* _Dataset entries_:

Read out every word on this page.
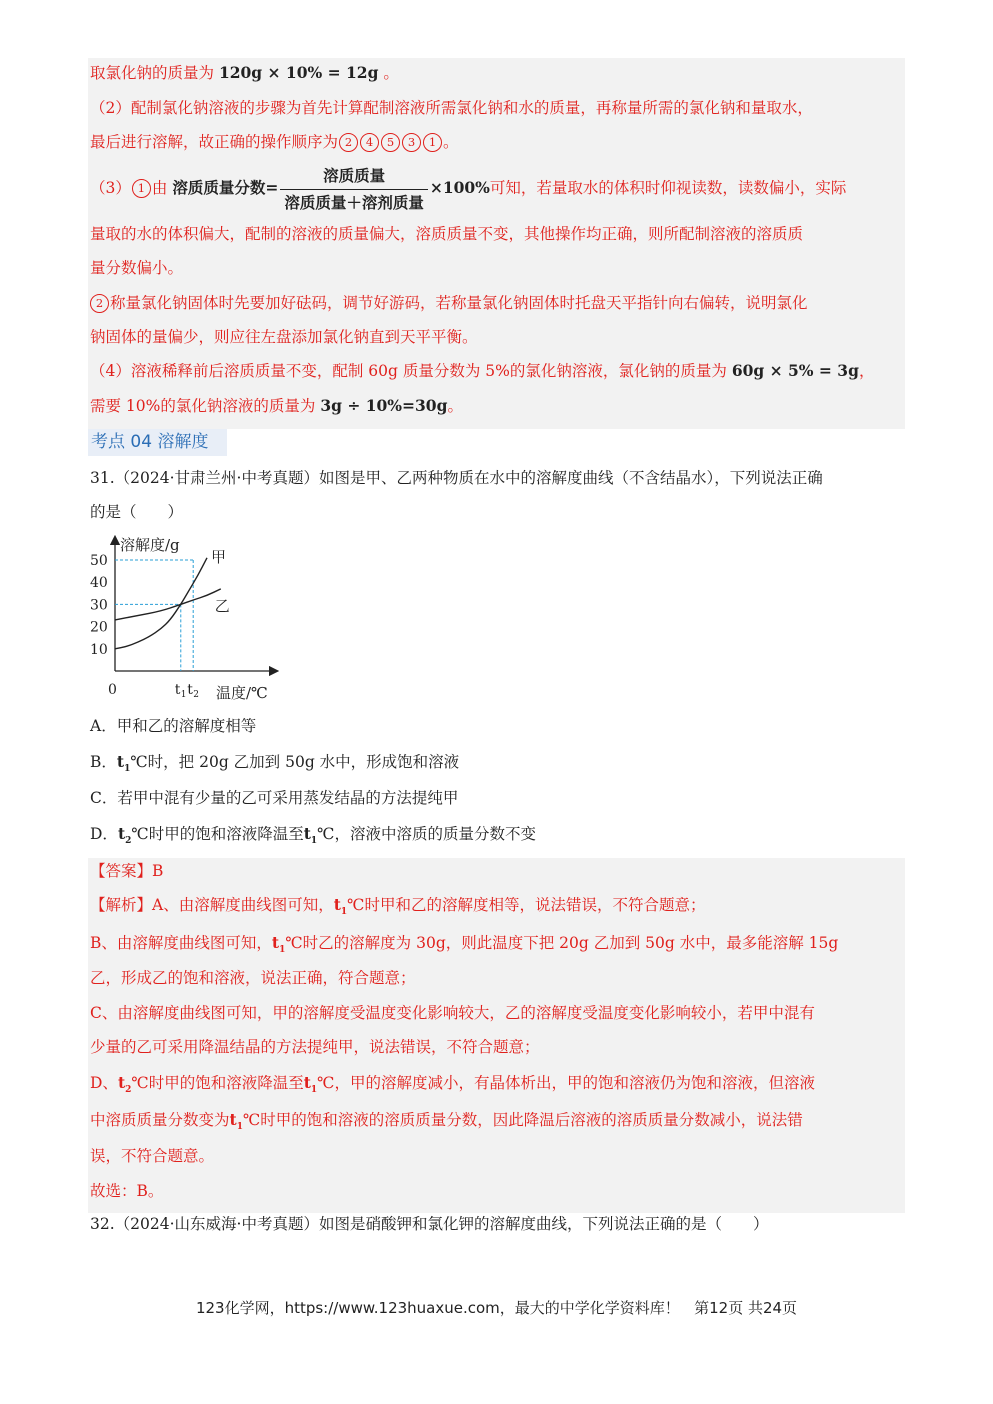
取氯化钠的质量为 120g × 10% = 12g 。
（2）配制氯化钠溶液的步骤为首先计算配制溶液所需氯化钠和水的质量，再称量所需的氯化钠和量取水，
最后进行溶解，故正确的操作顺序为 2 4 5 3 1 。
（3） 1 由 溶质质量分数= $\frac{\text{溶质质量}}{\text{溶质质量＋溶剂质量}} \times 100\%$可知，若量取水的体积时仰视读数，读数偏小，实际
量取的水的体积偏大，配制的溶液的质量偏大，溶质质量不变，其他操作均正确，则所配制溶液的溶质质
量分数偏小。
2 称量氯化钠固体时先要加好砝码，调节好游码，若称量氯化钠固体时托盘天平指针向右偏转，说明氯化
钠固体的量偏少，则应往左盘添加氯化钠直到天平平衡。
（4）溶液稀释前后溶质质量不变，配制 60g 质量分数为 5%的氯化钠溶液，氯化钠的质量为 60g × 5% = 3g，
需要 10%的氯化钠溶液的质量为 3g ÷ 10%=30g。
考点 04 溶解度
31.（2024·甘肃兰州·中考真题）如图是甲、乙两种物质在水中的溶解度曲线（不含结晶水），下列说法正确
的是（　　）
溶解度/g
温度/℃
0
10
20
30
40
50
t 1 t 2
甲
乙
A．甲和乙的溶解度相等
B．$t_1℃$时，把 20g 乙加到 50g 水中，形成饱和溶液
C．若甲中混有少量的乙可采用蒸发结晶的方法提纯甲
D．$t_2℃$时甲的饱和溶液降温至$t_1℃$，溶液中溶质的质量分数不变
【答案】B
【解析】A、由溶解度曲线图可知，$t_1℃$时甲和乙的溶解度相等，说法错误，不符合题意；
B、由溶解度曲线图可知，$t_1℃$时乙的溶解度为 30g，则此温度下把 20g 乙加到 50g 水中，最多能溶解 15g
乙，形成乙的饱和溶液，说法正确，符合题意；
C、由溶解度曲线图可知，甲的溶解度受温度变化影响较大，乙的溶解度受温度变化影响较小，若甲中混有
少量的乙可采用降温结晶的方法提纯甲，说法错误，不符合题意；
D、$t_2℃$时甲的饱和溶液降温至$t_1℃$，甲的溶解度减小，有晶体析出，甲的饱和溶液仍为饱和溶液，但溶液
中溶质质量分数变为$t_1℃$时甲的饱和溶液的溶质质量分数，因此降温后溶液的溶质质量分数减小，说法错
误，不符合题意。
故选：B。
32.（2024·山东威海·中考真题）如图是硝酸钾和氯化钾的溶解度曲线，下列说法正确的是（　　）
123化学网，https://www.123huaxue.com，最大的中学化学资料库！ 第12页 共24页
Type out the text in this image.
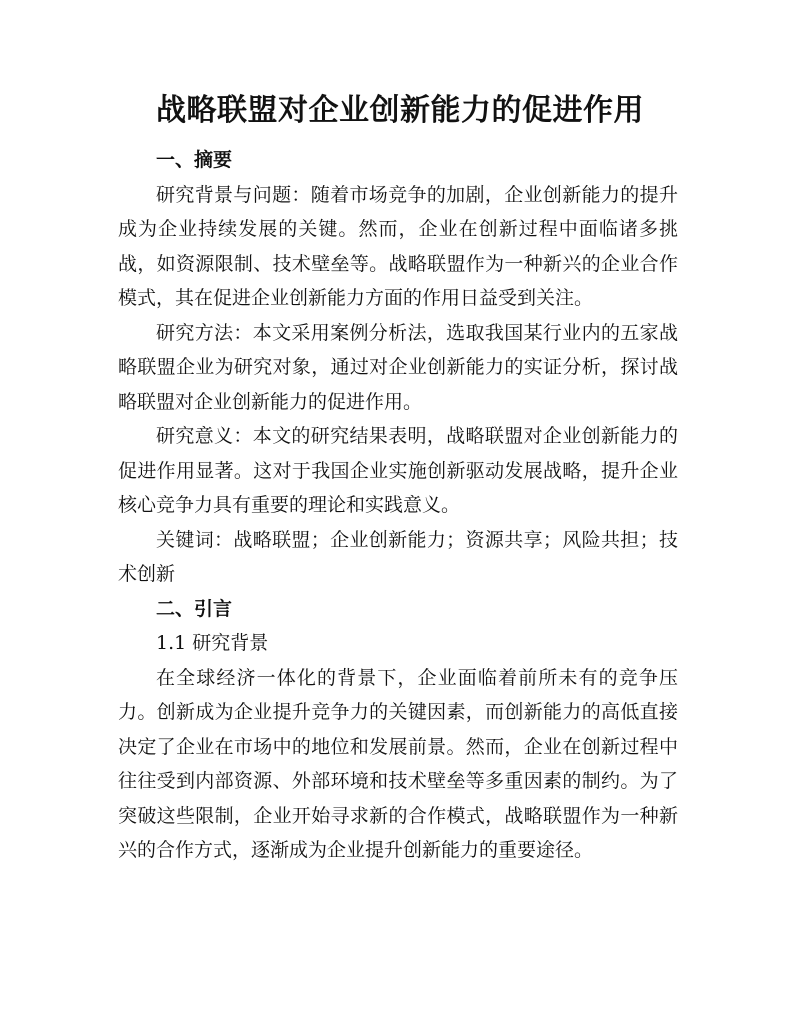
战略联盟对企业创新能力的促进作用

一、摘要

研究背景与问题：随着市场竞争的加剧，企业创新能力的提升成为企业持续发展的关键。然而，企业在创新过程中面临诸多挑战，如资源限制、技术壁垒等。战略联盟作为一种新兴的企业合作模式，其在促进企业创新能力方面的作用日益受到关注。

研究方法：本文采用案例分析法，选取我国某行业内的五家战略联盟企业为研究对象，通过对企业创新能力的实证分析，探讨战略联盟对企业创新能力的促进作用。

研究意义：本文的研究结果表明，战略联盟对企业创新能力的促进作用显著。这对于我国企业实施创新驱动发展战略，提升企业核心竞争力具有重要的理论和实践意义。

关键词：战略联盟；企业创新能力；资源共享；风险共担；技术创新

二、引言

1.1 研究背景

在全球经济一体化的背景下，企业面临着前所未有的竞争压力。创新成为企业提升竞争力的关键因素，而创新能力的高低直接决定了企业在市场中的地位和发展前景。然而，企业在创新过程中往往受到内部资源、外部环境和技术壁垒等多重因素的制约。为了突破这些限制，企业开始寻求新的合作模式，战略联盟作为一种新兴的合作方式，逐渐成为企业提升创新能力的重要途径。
==
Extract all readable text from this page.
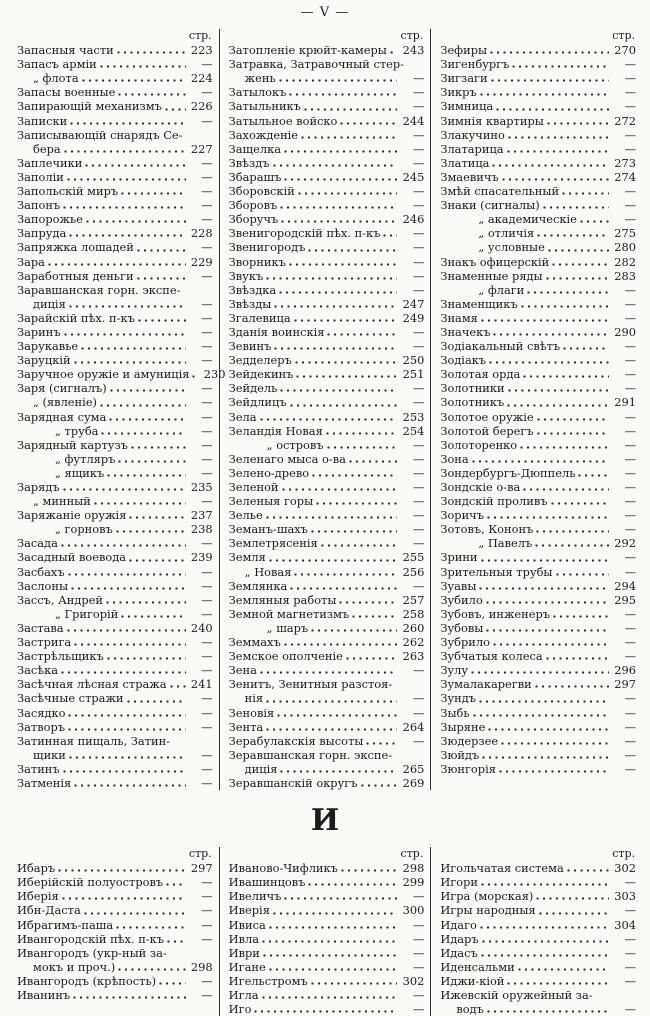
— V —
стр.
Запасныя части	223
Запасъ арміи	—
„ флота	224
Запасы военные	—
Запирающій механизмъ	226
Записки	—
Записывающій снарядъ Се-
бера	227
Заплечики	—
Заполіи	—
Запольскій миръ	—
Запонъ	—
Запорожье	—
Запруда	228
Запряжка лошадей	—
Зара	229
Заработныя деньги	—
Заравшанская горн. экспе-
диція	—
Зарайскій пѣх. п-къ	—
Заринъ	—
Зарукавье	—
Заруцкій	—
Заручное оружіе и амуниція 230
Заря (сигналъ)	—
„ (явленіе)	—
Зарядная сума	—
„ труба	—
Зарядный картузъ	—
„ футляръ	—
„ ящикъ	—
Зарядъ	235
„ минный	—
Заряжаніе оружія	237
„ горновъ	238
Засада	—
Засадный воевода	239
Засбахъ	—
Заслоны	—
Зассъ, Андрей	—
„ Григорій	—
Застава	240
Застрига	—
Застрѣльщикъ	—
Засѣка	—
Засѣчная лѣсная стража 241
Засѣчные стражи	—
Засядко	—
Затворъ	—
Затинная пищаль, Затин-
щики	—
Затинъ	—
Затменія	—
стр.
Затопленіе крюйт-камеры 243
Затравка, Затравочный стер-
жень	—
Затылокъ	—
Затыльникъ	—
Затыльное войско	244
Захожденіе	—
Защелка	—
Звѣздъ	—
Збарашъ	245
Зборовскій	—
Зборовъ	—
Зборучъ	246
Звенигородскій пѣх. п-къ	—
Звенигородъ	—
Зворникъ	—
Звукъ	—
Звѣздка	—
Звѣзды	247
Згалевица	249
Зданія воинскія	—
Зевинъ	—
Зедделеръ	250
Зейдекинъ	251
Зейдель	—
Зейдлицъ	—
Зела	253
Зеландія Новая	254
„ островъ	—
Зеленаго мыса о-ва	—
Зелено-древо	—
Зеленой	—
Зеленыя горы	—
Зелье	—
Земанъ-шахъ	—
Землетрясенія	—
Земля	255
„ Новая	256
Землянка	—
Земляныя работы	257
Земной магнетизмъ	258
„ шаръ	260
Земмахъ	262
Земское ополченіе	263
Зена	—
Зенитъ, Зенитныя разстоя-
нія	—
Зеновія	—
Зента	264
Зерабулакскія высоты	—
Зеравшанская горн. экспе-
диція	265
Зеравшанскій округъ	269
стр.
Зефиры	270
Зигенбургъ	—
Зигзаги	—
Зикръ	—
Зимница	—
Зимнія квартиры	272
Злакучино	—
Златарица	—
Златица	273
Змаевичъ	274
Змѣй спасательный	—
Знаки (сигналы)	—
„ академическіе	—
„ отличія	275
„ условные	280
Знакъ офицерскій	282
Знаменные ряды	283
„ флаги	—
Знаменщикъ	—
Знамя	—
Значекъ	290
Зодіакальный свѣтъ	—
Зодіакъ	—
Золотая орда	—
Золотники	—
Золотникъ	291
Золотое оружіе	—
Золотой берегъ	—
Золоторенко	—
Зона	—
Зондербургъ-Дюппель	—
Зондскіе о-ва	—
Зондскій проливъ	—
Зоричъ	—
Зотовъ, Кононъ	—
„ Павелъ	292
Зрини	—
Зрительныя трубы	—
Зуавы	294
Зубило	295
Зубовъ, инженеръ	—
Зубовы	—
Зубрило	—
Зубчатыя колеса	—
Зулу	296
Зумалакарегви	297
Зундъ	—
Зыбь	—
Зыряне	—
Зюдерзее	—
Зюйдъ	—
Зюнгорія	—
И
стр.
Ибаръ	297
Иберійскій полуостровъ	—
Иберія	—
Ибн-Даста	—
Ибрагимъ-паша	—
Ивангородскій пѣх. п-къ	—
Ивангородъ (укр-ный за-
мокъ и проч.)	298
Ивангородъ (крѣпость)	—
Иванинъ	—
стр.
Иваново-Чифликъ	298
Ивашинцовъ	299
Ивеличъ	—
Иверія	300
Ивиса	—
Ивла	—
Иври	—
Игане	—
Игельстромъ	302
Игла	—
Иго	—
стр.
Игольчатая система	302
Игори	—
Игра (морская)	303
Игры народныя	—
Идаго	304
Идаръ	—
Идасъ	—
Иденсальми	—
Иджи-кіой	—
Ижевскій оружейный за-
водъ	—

* _Problem to work on_:
What is the number of lines in this material that hold the string "由溶解度曲线图可知"? Answer with that number only.

* _Exercise solution_:
3